§ Problem requirements:
Please update the data from the first line through the line containing "x-tick-2013: 2013 [860, 999, 893, 1064]", changing every "x-tick" to "year-tick" and leaving everything else as it is. Return only those lines.

Data lines:
--- start ---
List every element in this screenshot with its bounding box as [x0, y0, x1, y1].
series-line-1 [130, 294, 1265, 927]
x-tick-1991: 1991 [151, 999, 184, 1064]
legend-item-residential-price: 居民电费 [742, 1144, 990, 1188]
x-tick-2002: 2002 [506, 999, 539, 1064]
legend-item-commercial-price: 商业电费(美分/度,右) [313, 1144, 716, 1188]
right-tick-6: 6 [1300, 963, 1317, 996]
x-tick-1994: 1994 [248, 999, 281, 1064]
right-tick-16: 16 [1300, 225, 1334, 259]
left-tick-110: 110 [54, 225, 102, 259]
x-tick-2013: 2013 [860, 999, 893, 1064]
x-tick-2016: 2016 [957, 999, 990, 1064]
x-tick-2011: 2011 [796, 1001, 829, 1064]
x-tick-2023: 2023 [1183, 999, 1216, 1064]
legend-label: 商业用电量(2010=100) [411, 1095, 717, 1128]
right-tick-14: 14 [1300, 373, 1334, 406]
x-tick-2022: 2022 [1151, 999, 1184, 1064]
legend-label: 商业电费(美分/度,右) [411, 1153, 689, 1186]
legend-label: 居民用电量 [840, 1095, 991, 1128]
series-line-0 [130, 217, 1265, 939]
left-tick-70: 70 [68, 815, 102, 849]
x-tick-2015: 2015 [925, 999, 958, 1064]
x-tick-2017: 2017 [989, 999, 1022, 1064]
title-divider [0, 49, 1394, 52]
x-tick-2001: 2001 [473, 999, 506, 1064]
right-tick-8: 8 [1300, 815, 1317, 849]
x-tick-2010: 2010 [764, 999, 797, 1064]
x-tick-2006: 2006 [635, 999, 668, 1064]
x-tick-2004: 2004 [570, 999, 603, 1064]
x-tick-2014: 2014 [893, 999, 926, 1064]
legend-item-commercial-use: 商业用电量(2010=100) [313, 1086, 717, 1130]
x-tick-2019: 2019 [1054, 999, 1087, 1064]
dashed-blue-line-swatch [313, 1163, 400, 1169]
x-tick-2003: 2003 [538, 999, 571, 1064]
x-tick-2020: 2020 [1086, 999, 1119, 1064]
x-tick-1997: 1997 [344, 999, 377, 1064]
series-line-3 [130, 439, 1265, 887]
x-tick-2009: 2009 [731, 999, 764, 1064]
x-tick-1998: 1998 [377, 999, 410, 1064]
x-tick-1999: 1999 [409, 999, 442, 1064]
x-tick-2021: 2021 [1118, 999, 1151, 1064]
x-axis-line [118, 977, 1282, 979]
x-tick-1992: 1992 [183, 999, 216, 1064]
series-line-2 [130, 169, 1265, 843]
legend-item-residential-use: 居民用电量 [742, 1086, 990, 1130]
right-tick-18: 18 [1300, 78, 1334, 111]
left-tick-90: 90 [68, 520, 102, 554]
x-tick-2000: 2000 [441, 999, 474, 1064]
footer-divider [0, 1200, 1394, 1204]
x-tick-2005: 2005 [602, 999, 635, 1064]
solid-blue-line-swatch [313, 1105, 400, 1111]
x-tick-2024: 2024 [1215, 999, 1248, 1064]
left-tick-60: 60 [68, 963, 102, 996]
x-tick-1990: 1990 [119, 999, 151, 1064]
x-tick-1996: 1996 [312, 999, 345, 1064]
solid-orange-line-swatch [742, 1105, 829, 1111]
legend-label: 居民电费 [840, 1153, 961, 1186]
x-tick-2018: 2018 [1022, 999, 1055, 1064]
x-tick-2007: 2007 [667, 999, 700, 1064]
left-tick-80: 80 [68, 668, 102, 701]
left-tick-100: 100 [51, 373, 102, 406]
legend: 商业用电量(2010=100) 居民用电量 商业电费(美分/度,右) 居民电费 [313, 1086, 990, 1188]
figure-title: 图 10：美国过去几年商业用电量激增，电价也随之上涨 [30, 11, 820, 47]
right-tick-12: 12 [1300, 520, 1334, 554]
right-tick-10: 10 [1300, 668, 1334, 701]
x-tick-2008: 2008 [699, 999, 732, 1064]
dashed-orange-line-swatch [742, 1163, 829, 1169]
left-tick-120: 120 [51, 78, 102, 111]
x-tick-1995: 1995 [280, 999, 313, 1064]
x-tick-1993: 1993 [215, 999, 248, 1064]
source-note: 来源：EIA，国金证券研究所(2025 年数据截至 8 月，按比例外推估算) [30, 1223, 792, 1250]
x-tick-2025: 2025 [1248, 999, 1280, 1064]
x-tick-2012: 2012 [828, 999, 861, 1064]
--- end ---
§ Expected answer:
List every element in this screenshot with its bounding box as [x0, y0, x1, y1].
series-line-1 [130, 294, 1265, 927]
year-tick-1991: 1991 [151, 999, 184, 1064]
legend-item-residential-price: 居民电费 [742, 1144, 990, 1188]
year-tick-2002: 2002 [506, 999, 539, 1064]
legend-item-commercial-price: 商业电费(美分/度,右) [313, 1144, 716, 1188]
right-tick-6: 6 [1300, 963, 1317, 996]
year-tick-1994: 1994 [248, 999, 281, 1064]
right-tick-16: 16 [1300, 225, 1334, 259]
left-tick-110: 110 [54, 225, 102, 259]
year-tick-2013: 2013 [860, 999, 893, 1064]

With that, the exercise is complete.